Prompt: Make an exact copy of the records, with the pictures left out.

_ _ _

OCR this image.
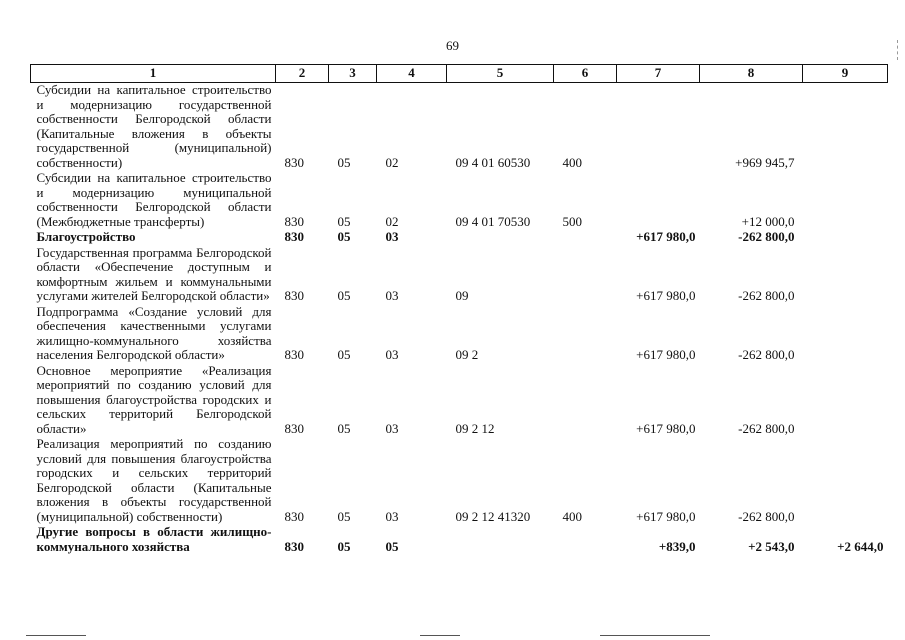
69
1	2	3	4	5	6	7	8	9
Субсидии на капитальное строительство и модернизацию государственной собственности Белгородской области (Капитальные вложения в объекты государственной (муниципальной) собственности)	830	05	02	09 4 01 60530	400		+969 945,7	
Субсидии на капитальное строительство и модернизацию муниципальной собственности Белгородской области (Межбюджетные трансферты)	830	05	02	09 4 01 70530	500		+12 000,0	
Благоустройство	830	05	03			+617 980,0	-262 800,0	
Государственная программа Белгородской области «Обеспечение доступным и комфортным жильем и коммунальными услугами жителей Белгородской области»	830	05	03	09		+617 980,0	-262 800,0	
Подпрограмма «Создание условий для обеспечения качественными услугами жилищно-коммунального хозяйства населения Белгородской области»	830	05	03	09 2		+617 980,0	-262 800,0	
Основное мероприятие «Реализация мероприятий по созданию условий для повышения благоустройства городских и сельских территорий Белгородской области»	830	05	03	09 2 12		+617 980,0	-262 800,0	
Реализация мероприятий по созданию условий для повышения благоустройства городских и сельских территорий Белгородской области (Капитальные вложения в объекты государственной (муниципальной) собственности)	830	05	03	09 2 12 41320	400	+617 980,0	-262 800,0	
Другие вопросы в области жилищно-коммунального хозяйства	830	05	05			+839,0	+2 543,0	+2 644,0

_ _ _

Result:
OCR this image.
69
1	2	3	4	5	6	7	8	9
Субсидии на капитальное строительство и модернизацию государственной собственности Белгородской области (Капитальные вложения в объекты государственной (муниципальной) собственности)	830	05	02	09 4 01 60530	400		+969 945,7	
Субсидии на капитальное строительство и модернизацию муниципальной собственности Белгородской области (Межбюджетные трансферты)	830	05	02	09 4 01 70530	500		+12 000,0	
Благоустройство	830	05	03			+617 980,0	-262 800,0	
Государственная программа Белгородской области «Обеспечение доступным и комфортным жильем и коммунальными услугами жителей Белгородской области»	830	05	03	09		+617 980,0	-262 800,0	
Подпрограмма «Создание условий для обеспечения качественными услугами жилищно-коммунального хозяйства населения Белгородской области»	830	05	03	09 2		+617 980,0	-262 800,0	
Основное мероприятие «Реализация мероприятий по созданию условий для повышения благоустройства городских и сельских территорий Белгородской области»	830	05	03	09 2 12		+617 980,0	-262 800,0	
Реализация мероприятий по созданию условий для повышения благоустройства городских и сельских территорий Белгородской области (Капитальные вложения в объекты государственной (муниципальной) собственности)	830	05	03	09 2 12 41320	400	+617 980,0	-262 800,0	
Другие вопросы в области жилищно-коммунального хозяйства	830	05	05			+839,0	+2 543,0	+2 644,0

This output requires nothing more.